## Goal
Retype the records below word for word and omit any image.

## Information supplied
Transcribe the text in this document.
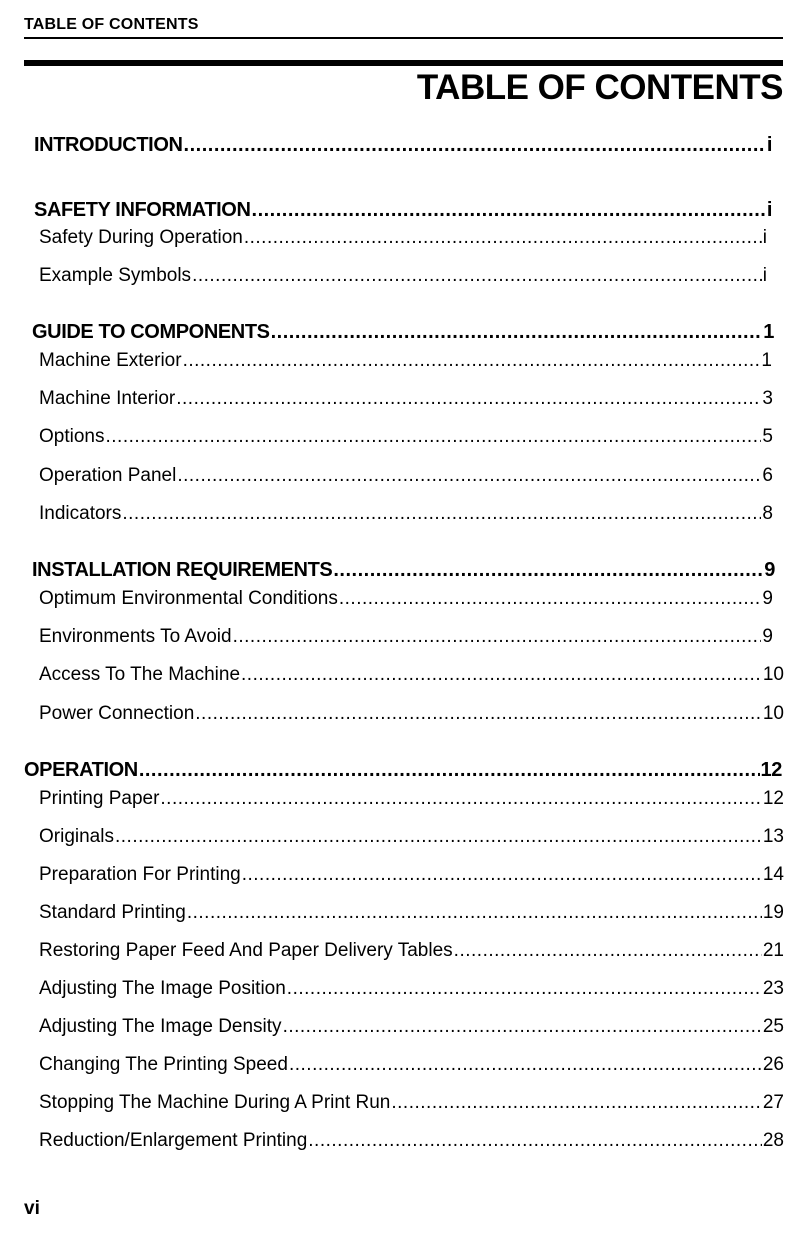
TABLE OF CONTENTS
TABLE OF CONTENTS
INTRODUCTION .....	i
SAFETY INFORMATION .....	i
Safety During Operation .....	i
Example Symbols .....	i
GUIDE TO COMPONENTS .....	1
Machine Exterior .....	1
Machine Interior .....	3
Options .....	5
Operation Panel .....	6
Indicators .....	8
INSTALLATION REQUIREMENTS .....	9
Optimum Environmental Conditions .....	9
Environments To Avoid .....	9
Access To The Machine .....	10
Power Connection .....	10
OPERATION .....	12
Printing Paper .....	12
Originals .....	13
Preparation For Printing .....	14
Standard Printing .....	19
Restoring Paper Feed And Paper Delivery Tables .....	21
Adjusting The Image Position .....	23
Adjusting The Image Density .....	25
Changing The Printing Speed .....	26
Stopping The Machine During A Print Run .....	27
Reduction/Enlargement Printing .....	28
vi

## Response below
Transcribe the text in this document.
TABLE OF CONTENTS
TABLE OF CONTENTS
INTRODUCTION .....	i
SAFETY INFORMATION .....	i
Safety During Operation .....	i
Example Symbols .....	i
GUIDE TO COMPONENTS .....	1
Machine Exterior .....	1
Machine Interior .....	3
Options .....	5
Operation Panel .....	6
Indicators .....	8
INSTALLATION REQUIREMENTS .....	9
Optimum Environmental Conditions .....	9
Environments To Avoid .....	9
Access To The Machine .....	10
Power Connection .....	10
OPERATION .....	12
Printing Paper .....	12
Originals .....	13
Preparation For Printing .....	14
Standard Printing .....	19
Restoring Paper Feed And Paper Delivery Tables .....	21
Adjusting The Image Position .....	23
Adjusting The Image Density .....	25
Changing The Printing Speed .....	26
Stopping The Machine During A Print Run .....	27
Reduction/Enlargement Printing .....	28
vi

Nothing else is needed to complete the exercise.